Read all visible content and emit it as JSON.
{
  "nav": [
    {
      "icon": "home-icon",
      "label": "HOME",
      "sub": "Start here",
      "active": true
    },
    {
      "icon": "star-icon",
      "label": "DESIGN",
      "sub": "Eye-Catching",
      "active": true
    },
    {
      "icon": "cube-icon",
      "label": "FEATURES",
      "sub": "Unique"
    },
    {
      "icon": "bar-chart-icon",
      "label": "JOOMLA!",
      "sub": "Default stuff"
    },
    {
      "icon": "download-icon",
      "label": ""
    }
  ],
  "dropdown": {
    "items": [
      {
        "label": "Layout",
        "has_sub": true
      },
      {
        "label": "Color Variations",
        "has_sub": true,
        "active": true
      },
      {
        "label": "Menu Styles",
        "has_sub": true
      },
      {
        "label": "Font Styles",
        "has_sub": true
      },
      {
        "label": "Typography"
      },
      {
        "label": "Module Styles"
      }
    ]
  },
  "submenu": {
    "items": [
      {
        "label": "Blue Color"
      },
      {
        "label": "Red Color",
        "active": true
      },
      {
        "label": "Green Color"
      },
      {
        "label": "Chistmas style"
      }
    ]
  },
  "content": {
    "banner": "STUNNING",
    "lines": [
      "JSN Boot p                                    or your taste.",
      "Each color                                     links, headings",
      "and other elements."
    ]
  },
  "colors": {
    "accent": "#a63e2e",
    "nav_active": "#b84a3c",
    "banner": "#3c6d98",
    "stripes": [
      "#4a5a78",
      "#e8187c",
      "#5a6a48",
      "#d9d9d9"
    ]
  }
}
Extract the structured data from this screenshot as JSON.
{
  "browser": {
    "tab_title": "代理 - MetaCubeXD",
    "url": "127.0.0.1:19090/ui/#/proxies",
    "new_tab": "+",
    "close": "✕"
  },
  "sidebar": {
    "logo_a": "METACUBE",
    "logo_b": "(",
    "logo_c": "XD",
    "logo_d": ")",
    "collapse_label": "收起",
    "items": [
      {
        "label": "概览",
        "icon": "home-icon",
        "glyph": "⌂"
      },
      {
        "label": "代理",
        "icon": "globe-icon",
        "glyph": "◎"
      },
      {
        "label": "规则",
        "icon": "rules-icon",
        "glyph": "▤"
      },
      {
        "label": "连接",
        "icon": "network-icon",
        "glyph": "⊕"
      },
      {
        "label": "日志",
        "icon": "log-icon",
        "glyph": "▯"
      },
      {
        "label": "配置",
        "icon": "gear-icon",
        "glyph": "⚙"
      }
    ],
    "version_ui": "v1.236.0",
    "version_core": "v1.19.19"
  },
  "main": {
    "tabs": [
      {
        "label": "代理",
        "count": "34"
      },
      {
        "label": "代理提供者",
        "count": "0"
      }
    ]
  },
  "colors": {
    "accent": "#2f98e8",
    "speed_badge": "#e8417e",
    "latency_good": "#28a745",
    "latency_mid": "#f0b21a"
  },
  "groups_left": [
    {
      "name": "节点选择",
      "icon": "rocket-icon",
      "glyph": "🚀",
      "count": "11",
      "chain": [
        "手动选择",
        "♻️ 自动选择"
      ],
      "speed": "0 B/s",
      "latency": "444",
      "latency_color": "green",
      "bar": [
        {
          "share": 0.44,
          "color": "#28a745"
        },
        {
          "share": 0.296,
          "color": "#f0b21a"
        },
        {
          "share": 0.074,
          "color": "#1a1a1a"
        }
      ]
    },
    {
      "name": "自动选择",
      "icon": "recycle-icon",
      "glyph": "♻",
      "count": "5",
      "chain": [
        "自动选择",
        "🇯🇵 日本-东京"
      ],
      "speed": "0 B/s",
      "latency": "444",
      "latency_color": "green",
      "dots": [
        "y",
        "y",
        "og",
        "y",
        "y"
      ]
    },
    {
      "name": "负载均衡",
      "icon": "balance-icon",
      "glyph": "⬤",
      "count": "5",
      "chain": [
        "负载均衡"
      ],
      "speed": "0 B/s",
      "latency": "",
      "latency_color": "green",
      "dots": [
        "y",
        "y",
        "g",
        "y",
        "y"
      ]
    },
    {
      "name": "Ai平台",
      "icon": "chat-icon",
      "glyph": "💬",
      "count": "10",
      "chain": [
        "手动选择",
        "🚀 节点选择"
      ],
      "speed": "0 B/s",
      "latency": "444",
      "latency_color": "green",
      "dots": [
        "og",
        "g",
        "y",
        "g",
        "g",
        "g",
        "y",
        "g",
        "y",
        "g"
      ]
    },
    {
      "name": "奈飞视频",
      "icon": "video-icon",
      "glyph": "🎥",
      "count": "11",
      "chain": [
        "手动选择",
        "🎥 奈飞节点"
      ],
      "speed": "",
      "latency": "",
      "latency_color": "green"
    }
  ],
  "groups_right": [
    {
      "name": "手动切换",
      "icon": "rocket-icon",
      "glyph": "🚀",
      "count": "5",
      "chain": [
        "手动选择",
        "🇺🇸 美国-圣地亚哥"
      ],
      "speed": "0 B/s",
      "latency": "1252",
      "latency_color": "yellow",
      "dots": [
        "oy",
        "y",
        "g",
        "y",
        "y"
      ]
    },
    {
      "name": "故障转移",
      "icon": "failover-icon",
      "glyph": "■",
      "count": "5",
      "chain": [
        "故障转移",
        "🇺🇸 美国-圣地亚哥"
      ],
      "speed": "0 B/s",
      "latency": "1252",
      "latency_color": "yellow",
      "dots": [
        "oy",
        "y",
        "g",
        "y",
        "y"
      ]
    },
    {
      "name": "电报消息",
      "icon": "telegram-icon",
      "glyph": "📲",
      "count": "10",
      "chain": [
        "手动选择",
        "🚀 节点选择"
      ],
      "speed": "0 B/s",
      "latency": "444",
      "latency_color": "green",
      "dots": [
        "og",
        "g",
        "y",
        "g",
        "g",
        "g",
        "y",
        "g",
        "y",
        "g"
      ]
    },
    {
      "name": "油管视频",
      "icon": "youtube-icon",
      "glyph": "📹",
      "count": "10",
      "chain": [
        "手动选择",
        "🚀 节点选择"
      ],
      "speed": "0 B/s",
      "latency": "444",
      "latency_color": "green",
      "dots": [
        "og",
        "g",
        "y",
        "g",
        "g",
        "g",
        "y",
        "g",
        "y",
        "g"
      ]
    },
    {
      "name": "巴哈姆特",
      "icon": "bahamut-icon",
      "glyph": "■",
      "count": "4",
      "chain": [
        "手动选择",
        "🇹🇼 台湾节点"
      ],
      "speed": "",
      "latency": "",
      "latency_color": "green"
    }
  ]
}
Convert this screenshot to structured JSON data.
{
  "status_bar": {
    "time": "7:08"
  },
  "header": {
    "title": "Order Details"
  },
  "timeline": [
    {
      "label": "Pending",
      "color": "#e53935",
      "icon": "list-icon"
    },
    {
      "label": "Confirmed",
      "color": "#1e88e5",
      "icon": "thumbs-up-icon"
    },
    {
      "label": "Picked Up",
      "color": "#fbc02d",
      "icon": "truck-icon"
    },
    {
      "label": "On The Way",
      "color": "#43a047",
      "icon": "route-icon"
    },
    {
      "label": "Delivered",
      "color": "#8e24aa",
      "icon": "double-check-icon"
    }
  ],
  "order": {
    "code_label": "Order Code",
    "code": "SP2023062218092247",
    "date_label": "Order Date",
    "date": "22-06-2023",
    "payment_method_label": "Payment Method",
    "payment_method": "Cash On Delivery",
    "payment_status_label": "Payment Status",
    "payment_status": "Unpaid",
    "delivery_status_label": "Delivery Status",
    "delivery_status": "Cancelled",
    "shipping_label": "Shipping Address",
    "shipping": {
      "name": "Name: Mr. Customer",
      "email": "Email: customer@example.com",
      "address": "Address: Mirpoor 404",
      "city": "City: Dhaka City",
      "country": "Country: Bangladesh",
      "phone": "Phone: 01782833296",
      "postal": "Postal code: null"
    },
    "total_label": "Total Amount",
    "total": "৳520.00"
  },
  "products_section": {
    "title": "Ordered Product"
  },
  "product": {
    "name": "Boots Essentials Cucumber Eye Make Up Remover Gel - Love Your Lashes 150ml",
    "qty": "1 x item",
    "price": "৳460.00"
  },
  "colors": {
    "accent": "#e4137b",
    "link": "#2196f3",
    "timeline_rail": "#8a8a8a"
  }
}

- WORK TO DO
Note every line above where the string "content" shows up, and copy those lines.

- TASK SOLUTION
Read all visible content and emit it as JSON.
  "content": {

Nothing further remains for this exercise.